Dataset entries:
>>

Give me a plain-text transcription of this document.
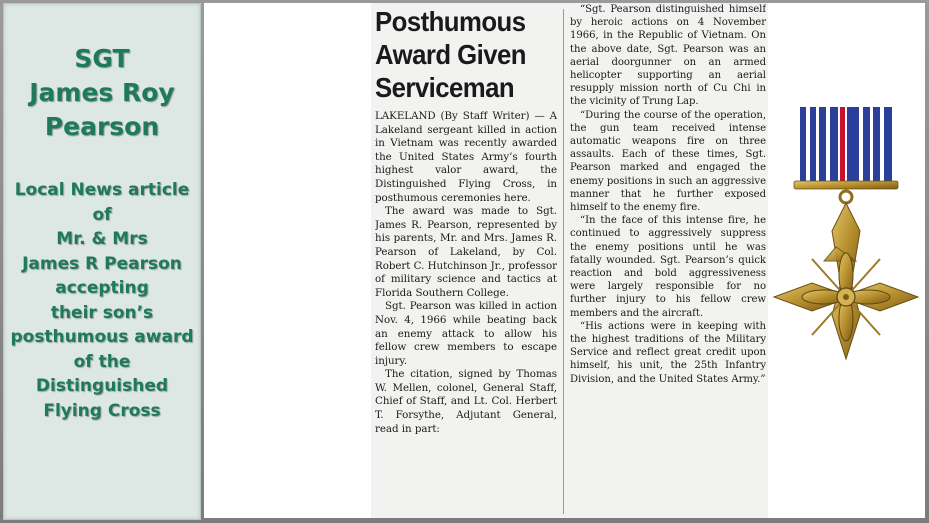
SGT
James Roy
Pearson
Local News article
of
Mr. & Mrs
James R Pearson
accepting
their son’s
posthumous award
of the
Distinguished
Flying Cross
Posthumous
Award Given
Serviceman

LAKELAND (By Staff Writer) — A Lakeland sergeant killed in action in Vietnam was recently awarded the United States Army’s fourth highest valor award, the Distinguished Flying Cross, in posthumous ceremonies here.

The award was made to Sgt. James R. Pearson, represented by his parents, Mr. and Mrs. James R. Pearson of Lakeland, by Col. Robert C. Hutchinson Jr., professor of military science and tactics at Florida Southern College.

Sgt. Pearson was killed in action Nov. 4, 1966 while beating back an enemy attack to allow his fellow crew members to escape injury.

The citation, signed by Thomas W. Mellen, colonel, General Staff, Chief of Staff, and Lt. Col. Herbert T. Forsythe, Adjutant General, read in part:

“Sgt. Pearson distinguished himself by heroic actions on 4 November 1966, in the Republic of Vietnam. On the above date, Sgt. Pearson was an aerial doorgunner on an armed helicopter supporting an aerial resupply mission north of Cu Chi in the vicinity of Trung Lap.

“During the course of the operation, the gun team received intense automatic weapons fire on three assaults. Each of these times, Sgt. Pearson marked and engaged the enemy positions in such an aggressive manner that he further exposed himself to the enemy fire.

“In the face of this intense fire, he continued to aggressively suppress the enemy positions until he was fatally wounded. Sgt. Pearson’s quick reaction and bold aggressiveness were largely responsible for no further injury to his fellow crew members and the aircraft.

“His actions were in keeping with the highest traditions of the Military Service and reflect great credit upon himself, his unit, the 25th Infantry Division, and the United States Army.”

<<
>>

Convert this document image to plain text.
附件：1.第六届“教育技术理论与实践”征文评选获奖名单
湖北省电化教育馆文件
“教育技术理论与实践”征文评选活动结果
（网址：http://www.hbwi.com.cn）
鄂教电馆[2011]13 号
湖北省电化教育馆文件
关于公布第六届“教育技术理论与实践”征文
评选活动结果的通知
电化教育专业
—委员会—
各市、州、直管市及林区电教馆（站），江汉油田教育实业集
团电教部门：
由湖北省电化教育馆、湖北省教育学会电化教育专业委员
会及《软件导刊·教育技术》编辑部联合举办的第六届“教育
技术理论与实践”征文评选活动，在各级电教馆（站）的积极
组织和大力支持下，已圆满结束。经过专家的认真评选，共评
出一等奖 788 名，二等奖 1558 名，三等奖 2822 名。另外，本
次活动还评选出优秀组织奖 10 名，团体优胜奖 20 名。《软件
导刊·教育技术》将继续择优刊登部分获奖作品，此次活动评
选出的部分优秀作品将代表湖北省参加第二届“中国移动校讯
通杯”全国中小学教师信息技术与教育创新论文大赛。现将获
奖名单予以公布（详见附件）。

<<

Aim:
Copy out every line of the data that includes the word "killed".

Response for this exercise:
LAKELAND (By Staff Writer) — A Lakeland sergeant killed in action in Vietnam was recently awarded the United States Army’s fourth highest valor award, the Distinguished Flying Cross, in posthumous ceremonies here.
Sgt. Pearson was killed in action Nov. 4, 1966 while beating back an enemy attack to allow his fellow crew members to escape injury.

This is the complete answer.